(Dataset items)

========

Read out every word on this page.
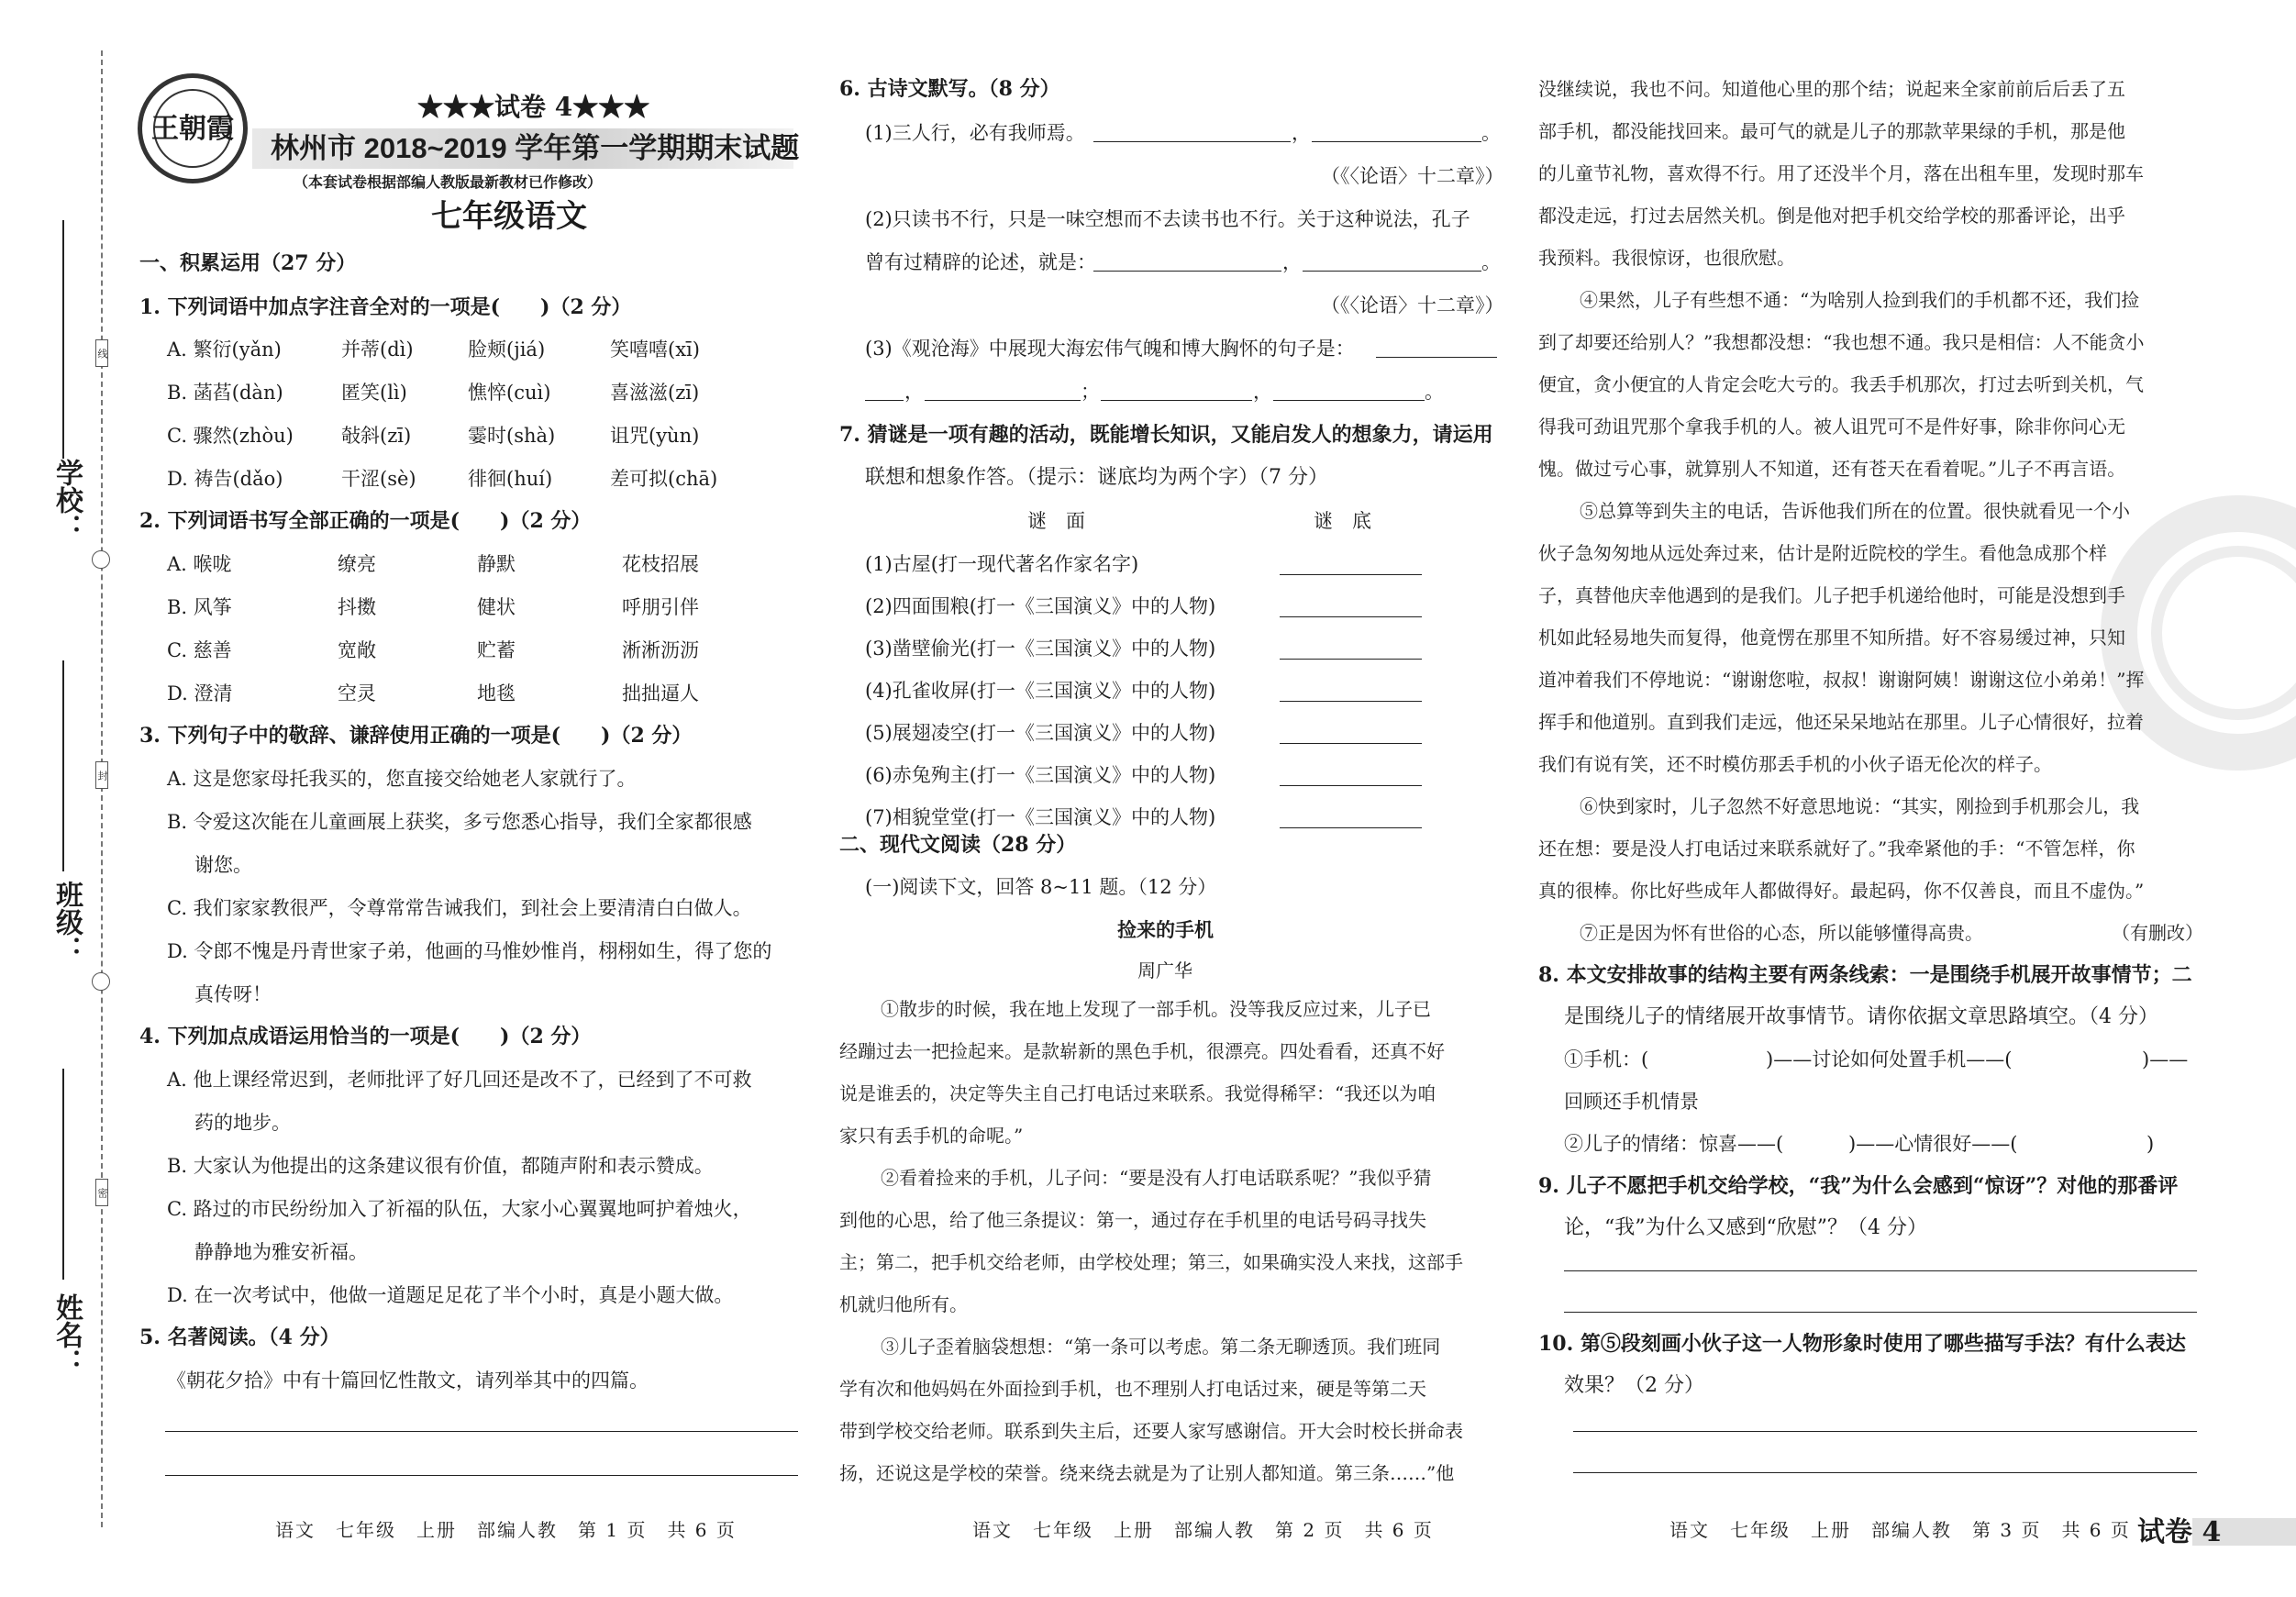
线
封
密
学校：
班级：
姓名：
王朝霞
★★★试卷 4★★★
林州市 2018~2019 学年第一学期期末试题
（本套试卷根据部编人教版最新教材已作修改）
七年级语文
一、积累运用（27 分）
1. 下列词语中加点字注音全对的一项是(　　)（2 分）
A. 繁衍(yǎn)	并蒂(dì)	脸颊(jiá)	笑嘻嘻(xī)
B. 菡萏(dàn)	匿笑(lì)	憔悴(cuì)	喜滋滋(zī)
C. 骤然(zhòu) 敧斜(zī)	霎时(shà)	诅咒(yùn)
D. 祷告(dǎo)	干涩(sè)	徘徊(huí)	差可拟(chā)
2. 下列词语书写全部正确的一项是(　　)（2 分）
A. 喉咙	缭亮	静默	花枝招展
B. 风筝	抖擞	健状	呼朋引伴
C. 慈善	宽敞	贮蓄	淅淅沥沥
D. 澄清	空灵	地毯	拙拙逼人
3. 下列句子中的敬辞、谦辞使用正确的一项是(　　)（2 分）
A. 这是您家母托我买的，您直接交给她老人家就行了。
B. 令爱这次能在儿童画展上获奖，多亏您悉心指导，我们全家都很感
谢您。
C. 我们家家教很严，令尊常常告诫我们，到社会上要清清白白做人。
D. 令郎不愧是丹青世家子弟，他画的马惟妙惟肖，栩栩如生，得了您的
真传呀！
4. 下列加点成语运用恰当的一项是(　　)（2 分）
A. 他上课经常迟到，老师批评了好几回还是改不了，已经到了不可救
药的地步。
B. 大家认为他提出的这条建议很有价值，都随声附和表示赞成。
C. 路过的市民纷纷加入了祈福的队伍，大家小心翼翼地呵护着烛火，
静静地为雅安祈福。
D. 在一次考试中，他做一道题足足花了半个小时，真是小题大做。
5. 名著阅读。（4 分）
《朝花夕拾》中有十篇回忆性散文，请列举其中的四篇。
语文　七年级　上册　部编人教　第 1 页　共 6 页
6. 古诗文默写。（8 分）
(1)三人行，必有我师焉。	，	。
（《〈论语〉十二章》）
(2)只读书不行，只是一味空想而不去读书也不行。关于这种说法，孔子
曾有过精辟的论述，就是：	，	。
（《〈论语〉十二章》）
(3)《观沧海》中展现大海宏伟气魄和博大胸怀的句子是：
，	；	，	。
7. 猜谜是一项有趣的活动，既能增长知识，又能启发人的想象力，请运用
联想和想象作答。（提示：谜底均为两个字）（7 分）
谜　面	谜　底
(1)古屋(打一现代著名作家名字)
(2)四面围粮(打一《三国演义》中的人物)
(3)凿壁偷光(打一《三国演义》中的人物)
(4)孔雀收屏(打一《三国演义》中的人物)
(5)展翅凌空(打一《三国演义》中的人物)
(6)赤兔殉主(打一《三国演义》中的人物)
(7)相貌堂堂(打一《三国演义》中的人物)
二、现代文阅读（28 分）
(一)阅读下文，回答 8~11 题。（12 分）
捡来的手机
周广华
①散步的时候，我在地上发现了一部手机。没等我反应过来，儿子已
经蹦过去一把捡起来。是款崭新的黑色手机，很漂亮。四处看看，还真不好
说是谁丢的，决定等失主自己打电话过来联系。我觉得稀罕：“我还以为咱
家只有丢手机的命呢。”
②看着捡来的手机，儿子问：“要是没有人打电话联系呢？”我似乎猜
到他的心思，给了他三条提议：第一，通过存在手机里的电话号码寻找失
主；第二，把手机交给老师，由学校处理；第三，如果确实没人来找，这部手
机就归他所有。
③儿子歪着脑袋想想：“第一条可以考虑。第二条无聊透顶。我们班同
学有次和他妈妈在外面捡到手机，也不理别人打电话过来，硬是等第二天
带到学校交给老师。联系到失主后，还要人家写感谢信。开大会时校长拼命表
扬，还说这是学校的荣誉。绕来绕去就是为了让别人都知道。第三条……”他
语文　七年级　上册　部编人教　第 2 页　共 6 页
没继续说，我也不问。知道他心里的那个结；说起来全家前前后后丢了五
部手机，都没能找回来。最可气的就是儿子的那款苹果绿的手机，那是他
的儿童节礼物，喜欢得不行。用了还没半个月，落在出租车里，发现时那车
都没走远，打过去居然关机。倒是他对把手机交给学校的那番评论，出乎
我预料。我很惊讶，也很欣慰。
④果然，儿子有些想不通：“为啥别人捡到我们的手机都不还，我们捡
到了却要还给别人？”我想都没想：“我也想不通。我只是相信：人不能贪小
便宜，贪小便宜的人肯定会吃大亏的。我丢手机那次，打过去听到关机，气
得我可劲诅咒那个拿我手机的人。被人诅咒可不是件好事，除非你问心无
愧。做过亏心事，就算别人不知道，还有苍天在看着呢。”儿子不再言语。
⑤总算等到失主的电话，告诉他我们所在的位置。很快就看见一个小
伙子急匆匆地从远处奔过来，估计是附近院校的学生。看他急成那个样
子，真替他庆幸他遇到的是我们。儿子把手机递给他时，可能是没想到手
机如此轻易地失而复得，他竟愣在那里不知所措。好不容易缓过神，只知
道冲着我们不停地说：“谢谢您啦，叔叔！谢谢阿姨！谢谢这位小弟弟！”挥
挥手和他道别。直到我们走远，他还呆呆地站在那里。儿子心情很好，拉着
我们有说有笑，还不时模仿那丢手机的小伙子语无伦次的样子。
⑥快到家时，儿子忽然不好意思地说：“其实，刚捡到手机那会儿，我
还在想：要是没人打电话过来联系就好了。”我牵紧他的手：“不管怎样，你
真的很棒。你比好些成年人都做得好。最起码，你不仅善良，而且不虚伪。”
⑦正是因为怀有世俗的心态，所以能够懂得高贵。	（有删改）
8. 本文安排故事的结构主要有两条线索：一是围绕手机展开故事情节；二
是围绕儿子的情绪展开故事情节。请你依据文章思路填空。（4 分）
①手机：(	)——讨论如何处置手机——(	)——
回顾还手机情景
②儿子的情绪：惊喜——(	)——心情很好——(	)
9. 儿子不愿把手机交给学校，“我”为什么会感到“惊讶”？对他的那番评
论，“我”为什么又感到“欣慰”？（4 分）
10. 第⑤段刻画小伙子这一人物形象时使用了哪些描写手法？有什么表达
效果？（2 分）
语文　七年级　上册　部编人教　第 3 页　共 6 页 试卷 4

========

All of the entries above should be copied exactly, except for the pictures.

Read out every word on this page.
线
封
密
学校：
班级：
姓名：
王朝霞
★★★试卷 4★★★
林州市 2018~2019 学年第一学期期末试题
（本套试卷根据部编人教版最新教材已作修改）
七年级语文
一、积累运用（27 分）
1. 下列词语中加点字注音全对的一项是(　　)（2 分）
A. 繁衍(yǎn)	并蒂(dì)	脸颊(jiá)	笑嘻嘻(xī)
B. 菡萏(dàn)	匿笑(lì)	憔悴(cuì)	喜滋滋(zī)
C. 骤然(zhòu) 敧斜(zī)	霎时(shà)	诅咒(yùn)
D. 祷告(dǎo)	干涩(sè)	徘徊(huí)	差可拟(chā)
2. 下列词语书写全部正确的一项是(　　)（2 分）
A. 喉咙	缭亮	静默	花枝招展
B. 风筝	抖擞	健状	呼朋引伴
C. 慈善	宽敞	贮蓄	淅淅沥沥
D. 澄清	空灵	地毯	拙拙逼人
3. 下列句子中的敬辞、谦辞使用正确的一项是(　　)（2 分）
A. 这是您家母托我买的，您直接交给她老人家就行了。
B. 令爱这次能在儿童画展上获奖，多亏您悉心指导，我们全家都很感
谢您。
C. 我们家家教很严，令尊常常告诫我们，到社会上要清清白白做人。
D. 令郎不愧是丹青世家子弟，他画的马惟妙惟肖，栩栩如生，得了您的
真传呀！
4. 下列加点成语运用恰当的一项是(　　)（2 分）
A. 他上课经常迟到，老师批评了好几回还是改不了，已经到了不可救
药的地步。
B. 大家认为他提出的这条建议很有价值，都随声附和表示赞成。
C. 路过的市民纷纷加入了祈福的队伍，大家小心翼翼地呵护着烛火，
静静地为雅安祈福。
D. 在一次考试中，他做一道题足足花了半个小时，真是小题大做。
5. 名著阅读。（4 分）
《朝花夕拾》中有十篇回忆性散文，请列举其中的四篇。
语文　七年级　上册　部编人教　第 1 页　共 6 页
6. 古诗文默写。（8 分）
(1)三人行，必有我师焉。	，	。
（《〈论语〉十二章》）
(2)只读书不行，只是一味空想而不去读书也不行。关于这种说法，孔子
曾有过精辟的论述，就是：	，	。
（《〈论语〉十二章》）
(3)《观沧海》中展现大海宏伟气魄和博大胸怀的句子是：
，	；	，	。
7. 猜谜是一项有趣的活动，既能增长知识，又能启发人的想象力，请运用
联想和想象作答。（提示：谜底均为两个字）（7 分）
谜　面	谜　底
(1)古屋(打一现代著名作家名字)
(2)四面围粮(打一《三国演义》中的人物)
(3)凿壁偷光(打一《三国演义》中的人物)
(4)孔雀收屏(打一《三国演义》中的人物)
(5)展翅凌空(打一《三国演义》中的人物)
(6)赤兔殉主(打一《三国演义》中的人物)
(7)相貌堂堂(打一《三国演义》中的人物)
二、现代文阅读（28 分）
(一)阅读下文，回答 8~11 题。（12 分）
捡来的手机
周广华
①散步的时候，我在地上发现了一部手机。没等我反应过来，儿子已
经蹦过去一把捡起来。是款崭新的黑色手机，很漂亮。四处看看，还真不好
说是谁丢的，决定等失主自己打电话过来联系。我觉得稀罕：“我还以为咱
家只有丢手机的命呢。”
②看着捡来的手机，儿子问：“要是没有人打电话联系呢？”我似乎猜
到他的心思，给了他三条提议：第一，通过存在手机里的电话号码寻找失
主；第二，把手机交给老师，由学校处理；第三，如果确实没人来找，这部手
机就归他所有。
③儿子歪着脑袋想想：“第一条可以考虑。第二条无聊透顶。我们班同
学有次和他妈妈在外面捡到手机，也不理别人打电话过来，硬是等第二天
带到学校交给老师。联系到失主后，还要人家写感谢信。开大会时校长拼命表
扬，还说这是学校的荣誉。绕来绕去就是为了让别人都知道。第三条……”他
语文　七年级　上册　部编人教　第 2 页　共 6 页
没继续说，我也不问。知道他心里的那个结；说起来全家前前后后丢了五
部手机，都没能找回来。最可气的就是儿子的那款苹果绿的手机，那是他
的儿童节礼物，喜欢得不行。用了还没半个月，落在出租车里，发现时那车
都没走远，打过去居然关机。倒是他对把手机交给学校的那番评论，出乎
我预料。我很惊讶，也很欣慰。
④果然，儿子有些想不通：“为啥别人捡到我们的手机都不还，我们捡
到了却要还给别人？”我想都没想：“我也想不通。我只是相信：人不能贪小
便宜，贪小便宜的人肯定会吃大亏的。我丢手机那次，打过去听到关机，气
得我可劲诅咒那个拿我手机的人。被人诅咒可不是件好事，除非你问心无
愧。做过亏心事，就算别人不知道，还有苍天在看着呢。”儿子不再言语。
⑤总算等到失主的电话，告诉他我们所在的位置。很快就看见一个小
伙子急匆匆地从远处奔过来，估计是附近院校的学生。看他急成那个样
子，真替他庆幸他遇到的是我们。儿子把手机递给他时，可能是没想到手
机如此轻易地失而复得，他竟愣在那里不知所措。好不容易缓过神，只知
道冲着我们不停地说：“谢谢您啦，叔叔！谢谢阿姨！谢谢这位小弟弟！”挥
挥手和他道别。直到我们走远，他还呆呆地站在那里。儿子心情很好，拉着
我们有说有笑，还不时模仿那丢手机的小伙子语无伦次的样子。
⑥快到家时，儿子忽然不好意思地说：“其实，刚捡到手机那会儿，我
还在想：要是没人打电话过来联系就好了。”我牵紧他的手：“不管怎样，你
真的很棒。你比好些成年人都做得好。最起码，你不仅善良，而且不虚伪。”
⑦正是因为怀有世俗的心态，所以能够懂得高贵。	（有删改）
8. 本文安排故事的结构主要有两条线索：一是围绕手机展开故事情节；二
是围绕儿子的情绪展开故事情节。请你依据文章思路填空。（4 分）
①手机：(	)——讨论如何处置手机——(	)——
回顾还手机情景
②儿子的情绪：惊喜——(	)——心情很好——(	)
9. 儿子不愿把手机交给学校，“我”为什么会感到“惊讶”？对他的那番评
论，“我”为什么又感到“欣慰”？（4 分）
10. 第⑤段刻画小伙子这一人物形象时使用了哪些描写手法？有什么表达
效果？（2 分）
语文　七年级　上册　部编人教　第 3 页　共 6 页 试卷 4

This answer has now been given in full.